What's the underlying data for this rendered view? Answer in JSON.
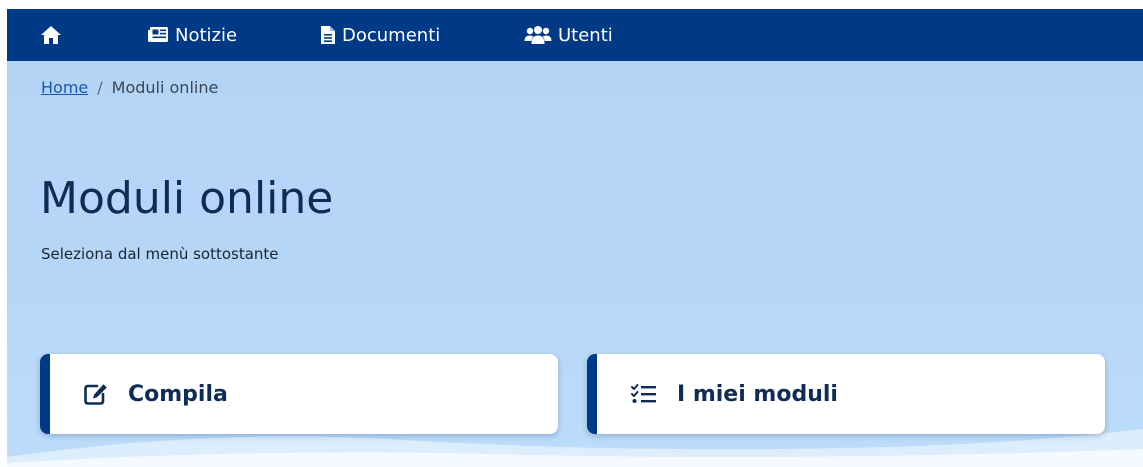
{
  "nav": {
    "home_icon": "home-icon",
    "items": [
      {
        "label": "Notizie",
        "icon": "newspaper-icon"
      },
      {
        "label": "Documenti",
        "icon": "document-icon"
      },
      {
        "label": "Utenti",
        "icon": "users-icon"
      }
    ]
  },
  "breadcrumb": {
    "home": "Home",
    "separator": "/",
    "current": "Moduli online"
  },
  "page": {
    "title": "Moduli online",
    "subtitle": "Seleziona dal menù sottostante"
  },
  "cards": [
    {
      "label": "Compila",
      "icon": "edit-icon"
    },
    {
      "label": "I miei moduli",
      "icon": "checklist-icon"
    }
  ],
  "colors": {
    "nav_background": "#003985",
    "page_background": "#b6d6f8",
    "accent": "#003985",
    "title_text": "#0e2c55",
    "link": "#1a56b0"
  }
}
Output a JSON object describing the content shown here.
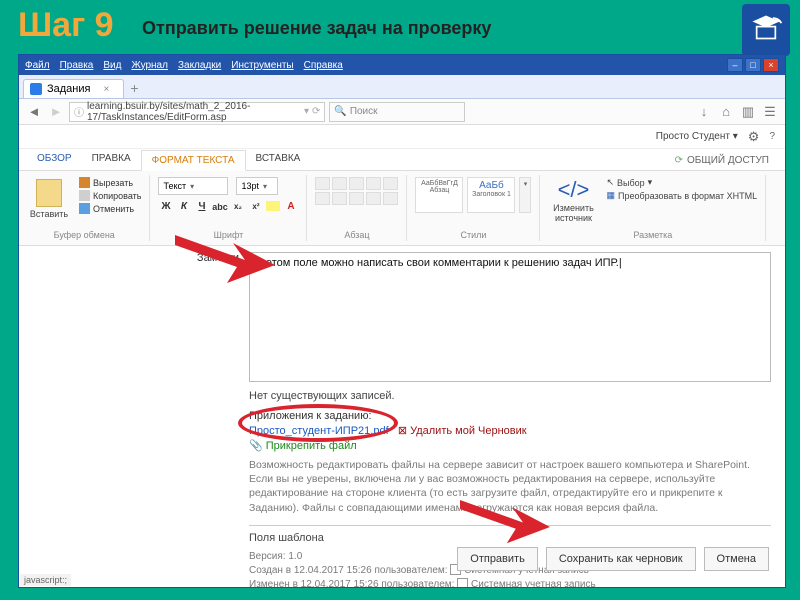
{
  "slide": {
    "step": "Шаг 9",
    "subtitle": "Отправить решение задач на проверку"
  },
  "browser": {
    "menus": [
      "Файл",
      "Правка",
      "Вид",
      "Журнал",
      "Закладки",
      "Инструменты",
      "Справка"
    ],
    "tab_title": "Задания",
    "url": "learning.bsuir.by/sites/math_2_2016-17/TaskInstances/EditForm.asp",
    "search_placeholder": "Поиск",
    "user": "Просто Студент",
    "status": "javascript:;"
  },
  "ribbon": {
    "tabs": {
      "overview": "ОБЗОР",
      "edit": "ПРАВКА",
      "format": "ФОРМАТ ТЕКСТА",
      "insert": "ВСТАВКА"
    },
    "share": "ОБЩИЙ ДОСТУП",
    "clipboard": {
      "paste": "Вставить",
      "cut": "Вырезать",
      "copy": "Копировать",
      "undo": "Отменить",
      "group": "Буфер обмена"
    },
    "font": {
      "body": "Текст",
      "size": "13pt",
      "group": "Шрифт"
    },
    "paragraph": {
      "group": "Абзац"
    },
    "styles": {
      "sample": "АаБбВвГгД",
      "normal": "Абзац",
      "h1": "Заголовок 1",
      "h1_sample": "АаБб",
      "group": "Стили"
    },
    "source": {
      "label": "Изменить источник",
      "group": "Разметка",
      "select": "Выбор",
      "convert": "Преобразовать в формат XHTML"
    }
  },
  "editor": {
    "notes_label": "Заметки",
    "notes_value": "В этом поле можно написать свои комментарии к решению задач ИПР.|",
    "no_records": "Нет существующих записей.",
    "attachments_label": "Приложения к заданию:",
    "attachment_file": "Просто_студент-ИПР21.pdf",
    "delete_draft": "Удалить мой Черновик",
    "attach_file": "Прикрепить файл",
    "help": "Возможность редактировать файлы на сервере зависит от настроек вашего компьютера и SharePoint. Если вы не уверены, включена ли у вас возможность редактирования на сервере, используйте редактирование на стороне клиента (то есть загрузите файл, отредактируйте его и прикрепите к Заданию). Файлы с совпадающими именами загружаются как новая версия файла.",
    "template_fields_label": "Поля шаблона",
    "version_label": "Версия: 1.0",
    "created": "Создан в 12.04.2017 15:26 пользователем:",
    "modified": "Изменен в 12.04.2017 15:26 пользователем:",
    "sys_account": "Системная учетная запись"
  },
  "buttons": {
    "send": "Отправить",
    "draft": "Сохранить как черновик",
    "cancel": "Отмена"
  }
}
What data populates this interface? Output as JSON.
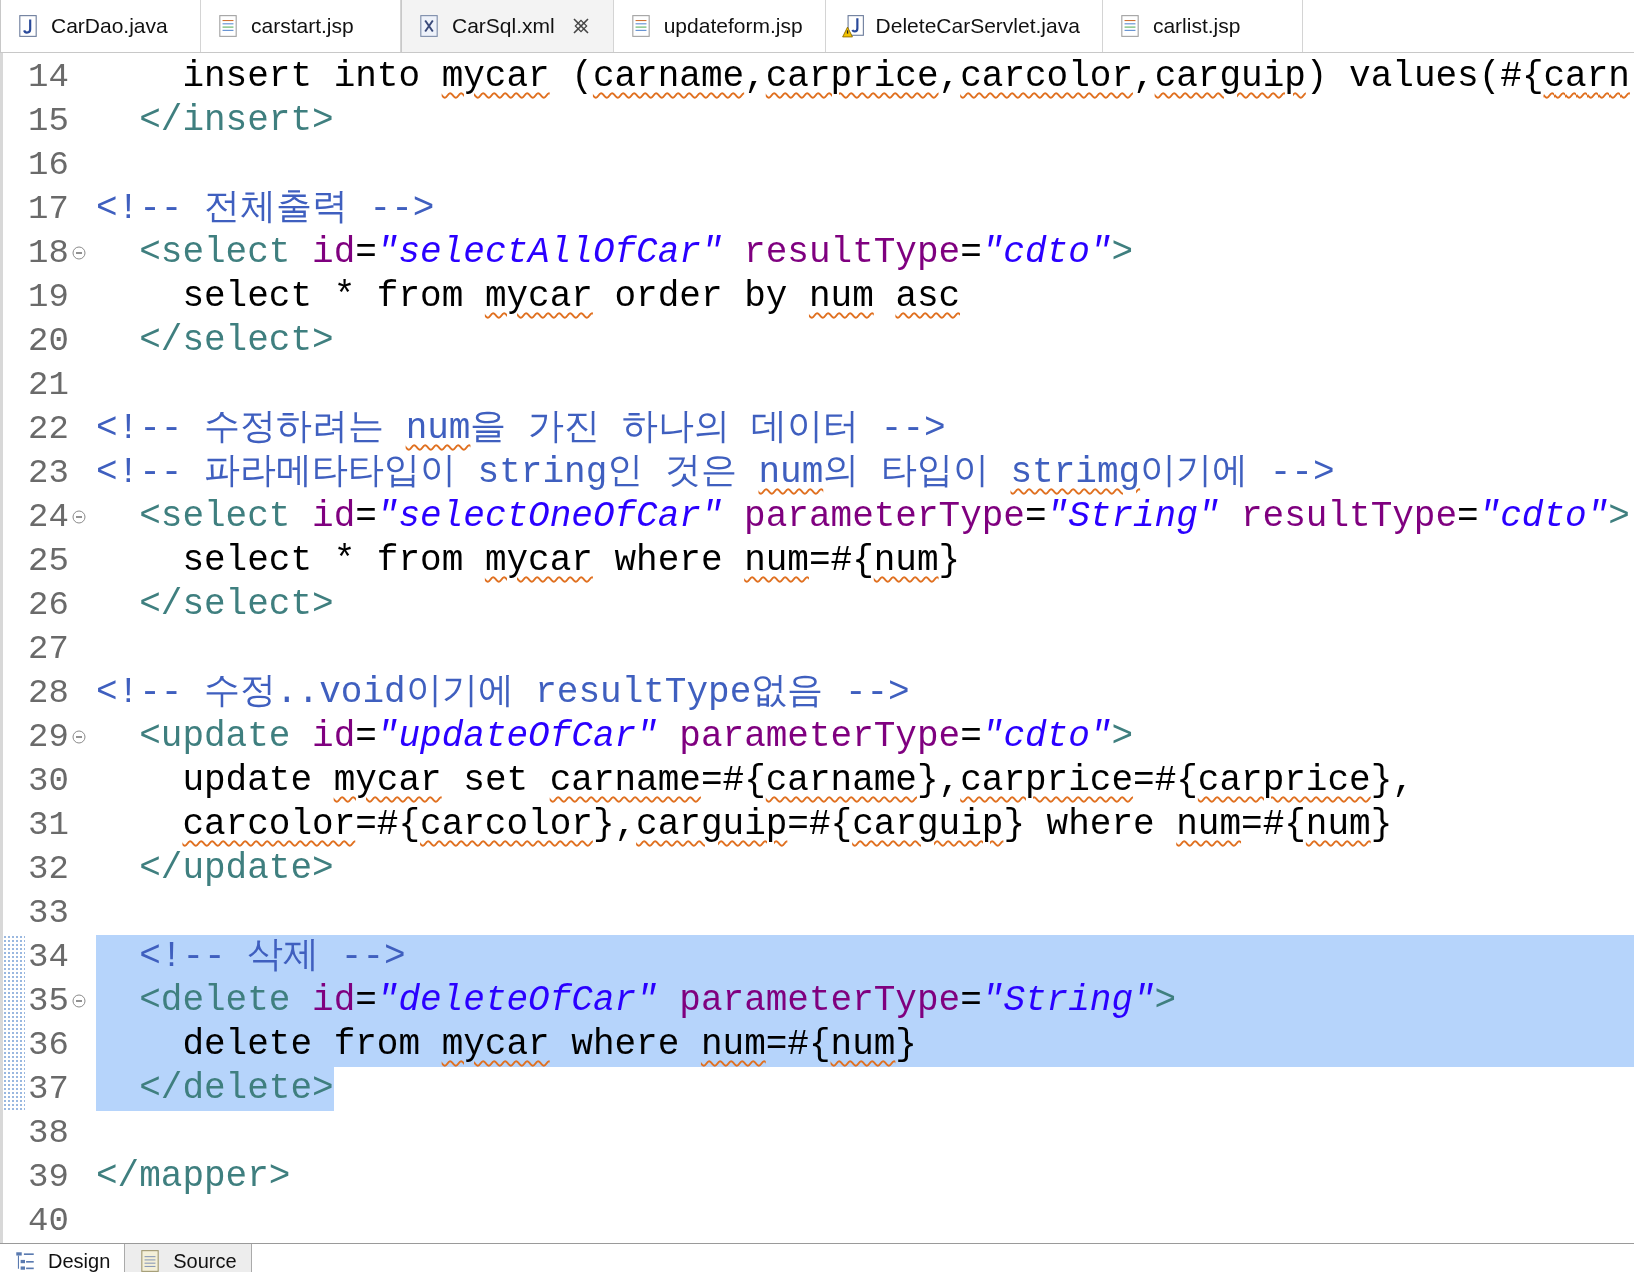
{
  "editor_tabs": [
    {
      "label": "CarDao.java",
      "kind": "java",
      "selected": false,
      "closable": false
    },
    {
      "label": "carstart.jsp",
      "kind": "jsp",
      "selected": false,
      "closable": false
    },
    {
      "label": "CarSql.xml",
      "kind": "xml",
      "selected": true,
      "closable": true
    },
    {
      "label": "updateform.jsp",
      "kind": "jsp",
      "selected": false,
      "closable": false
    },
    {
      "label": "DeleteCarServlet.java",
      "kind": "java-warning",
      "selected": false,
      "closable": false
    },
    {
      "label": "carlist.jsp",
      "kind": "jsp",
      "selected": false,
      "closable": false
    }
  ],
  "lines": [
    {
      "number": "14",
      "fold": false,
      "selected": false,
      "tokens": [
        {
          "kind": "plain",
          "text": "    insert into "
        },
        {
          "kind": "plain",
          "text": "mycar",
          "flagged": true
        },
        {
          "kind": "plain",
          "text": " ("
        },
        {
          "kind": "plain",
          "text": "carname",
          "flagged": true
        },
        {
          "kind": "plain",
          "text": ","
        },
        {
          "kind": "plain",
          "text": "carprice",
          "flagged": true
        },
        {
          "kind": "plain",
          "text": ","
        },
        {
          "kind": "plain",
          "text": "carcolor",
          "flagged": true
        },
        {
          "kind": "plain",
          "text": ","
        },
        {
          "kind": "plain",
          "text": "carguip",
          "flagged": true
        },
        {
          "kind": "plain",
          "text": ") values(#{"
        },
        {
          "kind": "plain",
          "text": "carn",
          "flagged": true
        }
      ]
    },
    {
      "number": "15",
      "fold": false,
      "selected": false,
      "tokens": [
        {
          "kind": "tag",
          "text": "  </insert>"
        }
      ]
    },
    {
      "number": "16",
      "fold": false,
      "selected": false
    },
    {
      "number": "17",
      "fold": false,
      "selected": false,
      "tokens": [
        {
          "kind": "comment",
          "text": "<!-- 전체출력 -->"
        }
      ]
    },
    {
      "number": "18",
      "fold": true,
      "selected": false,
      "tokens": [
        {
          "kind": "tag",
          "text": "  <select"
        },
        {
          "kind": "attr",
          "text": " id"
        },
        {
          "kind": "plain",
          "text": "="
        },
        {
          "kind": "value",
          "text": "\"selectAllOfCar\""
        },
        {
          "kind": "attr",
          "text": " resultType"
        },
        {
          "kind": "plain",
          "text": "="
        },
        {
          "kind": "value",
          "text": "\"cdto\""
        },
        {
          "kind": "tag",
          "text": ">"
        }
      ]
    },
    {
      "number": "19",
      "fold": false,
      "selected": false,
      "tokens": [
        {
          "kind": "plain",
          "text": "    select * from "
        },
        {
          "kind": "plain",
          "text": "mycar",
          "flagged": true
        },
        {
          "kind": "plain",
          "text": " order by "
        },
        {
          "kind": "plain",
          "text": "num",
          "flagged": true
        },
        {
          "kind": "plain",
          "text": " asc",
          "flagged": true
        }
      ]
    },
    {
      "number": "20",
      "fold": false,
      "selected": false,
      "tokens": [
        {
          "kind": "tag",
          "text": "  </select>"
        }
      ]
    },
    {
      "number": "21",
      "fold": false,
      "selected": false
    },
    {
      "number": "22",
      "fold": false,
      "selected": false,
      "tokens": [
        {
          "kind": "comment",
          "text": "<!-- 수정하려는 "
        },
        {
          "kind": "comment",
          "text": "num",
          "flagged": true
        },
        {
          "kind": "comment",
          "text": "을 가진 하나의 데이터 -->"
        }
      ]
    },
    {
      "number": "23",
      "fold": false,
      "selected": false,
      "tokens": [
        {
          "kind": "comment",
          "text": "<!-- 파라메타타입이 string인 것은 "
        },
        {
          "kind": "comment",
          "text": "num",
          "flagged": true
        },
        {
          "kind": "comment",
          "text": "의 타입이 "
        },
        {
          "kind": "comment",
          "text": "strimg",
          "flagged": true
        },
        {
          "kind": "comment",
          "text": "이기에 -->"
        }
      ]
    },
    {
      "number": "24",
      "fold": true,
      "selected": false,
      "tokens": [
        {
          "kind": "tag",
          "text": "  <select"
        },
        {
          "kind": "attr",
          "text": " id"
        },
        {
          "kind": "plain",
          "text": "="
        },
        {
          "kind": "value",
          "text": "\"selectOneOfCar\""
        },
        {
          "kind": "attr",
          "text": " parameterType"
        },
        {
          "kind": "plain",
          "text": "="
        },
        {
          "kind": "value",
          "text": "\"String\""
        },
        {
          "kind": "attr",
          "text": " resultType"
        },
        {
          "kind": "plain",
          "text": "="
        },
        {
          "kind": "value",
          "text": "\"cdto\""
        },
        {
          "kind": "tag",
          "text": ">"
        }
      ]
    },
    {
      "number": "25",
      "fold": false,
      "selected": false,
      "tokens": [
        {
          "kind": "plain",
          "text": "    select * from "
        },
        {
          "kind": "plain",
          "text": "mycar",
          "flagged": true
        },
        {
          "kind": "plain",
          "text": " where "
        },
        {
          "kind": "plain",
          "text": "num",
          "flagged": true
        },
        {
          "kind": "plain",
          "text": "=#{"
        },
        {
          "kind": "plain",
          "text": "num",
          "flagged": true
        },
        {
          "kind": "plain",
          "text": "}"
        }
      ]
    },
    {
      "number": "26",
      "fold": false,
      "selected": false,
      "tokens": [
        {
          "kind": "tag",
          "text": "  </select>"
        }
      ]
    },
    {
      "number": "27",
      "fold": false,
      "selected": false
    },
    {
      "number": "28",
      "fold": false,
      "selected": false,
      "tokens": [
        {
          "kind": "comment",
          "text": "<!-- 수정..void이기에 resultType없음 -->"
        }
      ]
    },
    {
      "number": "29",
      "fold": true,
      "selected": false,
      "tokens": [
        {
          "kind": "tag",
          "text": "  <update"
        },
        {
          "kind": "attr",
          "text": " id"
        },
        {
          "kind": "plain",
          "text": "="
        },
        {
          "kind": "value",
          "text": "\"updateOfCar\""
        },
        {
          "kind": "attr",
          "text": " parameterType"
        },
        {
          "kind": "plain",
          "text": "="
        },
        {
          "kind": "value",
          "text": "\"cdto\""
        },
        {
          "kind": "tag",
          "text": ">"
        }
      ]
    },
    {
      "number": "30",
      "fold": false,
      "selected": false,
      "tokens": [
        {
          "kind": "plain",
          "text": "    update "
        },
        {
          "kind": "plain",
          "text": "mycar",
          "flagged": true
        },
        {
          "kind": "plain",
          "text": " set "
        },
        {
          "kind": "plain",
          "text": "carname",
          "flagged": true
        },
        {
          "kind": "plain",
          "text": "=#{"
        },
        {
          "kind": "plain",
          "text": "carname",
          "flagged": true
        },
        {
          "kind": "plain",
          "text": "},"
        },
        {
          "kind": "plain",
          "text": "carprice",
          "flagged": true
        },
        {
          "kind": "plain",
          "text": "=#{"
        },
        {
          "kind": "plain",
          "text": "carprice",
          "flagged": true
        },
        {
          "kind": "plain",
          "text": "},"
        }
      ]
    },
    {
      "number": "31",
      "fold": false,
      "selected": false,
      "tokens": [
        {
          "kind": "plain",
          "text": "    carcolor",
          "flagged": true
        },
        {
          "kind": "plain",
          "text": "=#{"
        },
        {
          "kind": "plain",
          "text": "carcolor",
          "flagged": true
        },
        {
          "kind": "plain",
          "text": "},"
        },
        {
          "kind": "plain",
          "text": "carguip",
          "flagged": true
        },
        {
          "kind": "plain",
          "text": "=#{"
        },
        {
          "kind": "plain",
          "text": "carguip",
          "flagged": true
        },
        {
          "kind": "plain",
          "text": "} where "
        },
        {
          "kind": "plain",
          "text": "num",
          "flagged": true
        },
        {
          "kind": "plain",
          "text": "=#{"
        },
        {
          "kind": "plain",
          "text": "num",
          "flagged": true
        },
        {
          "kind": "plain",
          "text": "}"
        }
      ]
    },
    {
      "number": "32",
      "fold": false,
      "selected": false,
      "tokens": [
        {
          "kind": "tag",
          "text": "  </update>"
        }
      ]
    },
    {
      "number": "33",
      "fold": false,
      "selected": false
    },
    {
      "number": "34",
      "fold": false,
      "selected": true,
      "tokens": [
        {
          "kind": "comment",
          "text": "  <!-- 삭제 -->"
        }
      ]
    },
    {
      "number": "35",
      "fold": true,
      "selected": true,
      "tokens": [
        {
          "kind": "tag",
          "text": "  <delete"
        },
        {
          "kind": "attr",
          "text": " id"
        },
        {
          "kind": "plain",
          "text": "="
        },
        {
          "kind": "value",
          "text": "\"deleteOfCar\""
        },
        {
          "kind": "attr",
          "text": " parameterType"
        },
        {
          "kind": "plain",
          "text": "="
        },
        {
          "kind": "value",
          "text": "\"String\""
        },
        {
          "kind": "tag",
          "text": ">"
        }
      ]
    },
    {
      "number": "36",
      "fold": false,
      "selected": true,
      "tokens": [
        {
          "kind": "plain",
          "text": "    delete from "
        },
        {
          "kind": "plain",
          "text": "mycar",
          "flagged": true
        },
        {
          "kind": "plain",
          "text": " where "
        },
        {
          "kind": "plain",
          "text": "num",
          "flagged": true
        },
        {
          "kind": "plain",
          "text": "=#{"
        },
        {
          "kind": "plain",
          "text": "num",
          "flagged": true
        },
        {
          "kind": "plain",
          "text": "}"
        }
      ]
    },
    {
      "number": "37",
      "fold": false,
      "selected": true,
      "tokens": [
        {
          "kind": "tag",
          "text": "  </delete>"
        }
      ]
    },
    {
      "number": "38",
      "fold": false,
      "selected": false
    },
    {
      "number": "39",
      "fold": false,
      "selected": false,
      "tokens": [
        {
          "kind": "tag",
          "text": "</mapper>"
        }
      ]
    },
    {
      "number": "40",
      "fold": false,
      "selected": false
    }
  ],
  "view_tabs": [
    {
      "label": "Design",
      "kind": "design",
      "selected": false
    },
    {
      "label": "Source",
      "kind": "source",
      "selected": true
    }
  ]
}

EXERCISE → Copy each line holding the word "icon" from the listing above.

ANSWER FOR THIS EXERCISE →
    "home_icon": "home-icon",
        "icon": "newspaper-icon"
        "icon": "document-icon"
        "icon": "users-icon"
      "icon": "edit-icon"
      "icon": "checklist-icon"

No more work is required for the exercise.